## Data shown
• • • •

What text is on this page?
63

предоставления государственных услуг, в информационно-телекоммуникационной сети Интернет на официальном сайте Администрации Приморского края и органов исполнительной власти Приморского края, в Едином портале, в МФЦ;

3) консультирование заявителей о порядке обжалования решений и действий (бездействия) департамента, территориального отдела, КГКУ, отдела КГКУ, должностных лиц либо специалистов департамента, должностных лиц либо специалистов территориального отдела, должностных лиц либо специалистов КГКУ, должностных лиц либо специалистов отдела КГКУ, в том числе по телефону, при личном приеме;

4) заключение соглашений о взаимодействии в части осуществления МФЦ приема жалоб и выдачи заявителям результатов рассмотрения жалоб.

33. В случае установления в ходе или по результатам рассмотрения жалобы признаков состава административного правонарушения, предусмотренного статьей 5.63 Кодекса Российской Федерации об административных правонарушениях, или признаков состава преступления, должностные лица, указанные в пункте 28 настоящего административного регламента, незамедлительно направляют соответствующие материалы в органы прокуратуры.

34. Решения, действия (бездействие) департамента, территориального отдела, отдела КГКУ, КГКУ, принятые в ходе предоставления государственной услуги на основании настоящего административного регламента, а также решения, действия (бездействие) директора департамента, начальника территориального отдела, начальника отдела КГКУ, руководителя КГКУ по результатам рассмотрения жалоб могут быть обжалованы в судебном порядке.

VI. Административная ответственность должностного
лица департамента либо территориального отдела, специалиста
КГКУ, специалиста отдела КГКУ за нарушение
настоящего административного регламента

• • • •

## Set task
Where a line contains the string "специалиста", extract that line.

## Exercise solution
лица департамента либо территориального отдела, специалиста
КГКУ, специалиста отдела КГКУ за нарушение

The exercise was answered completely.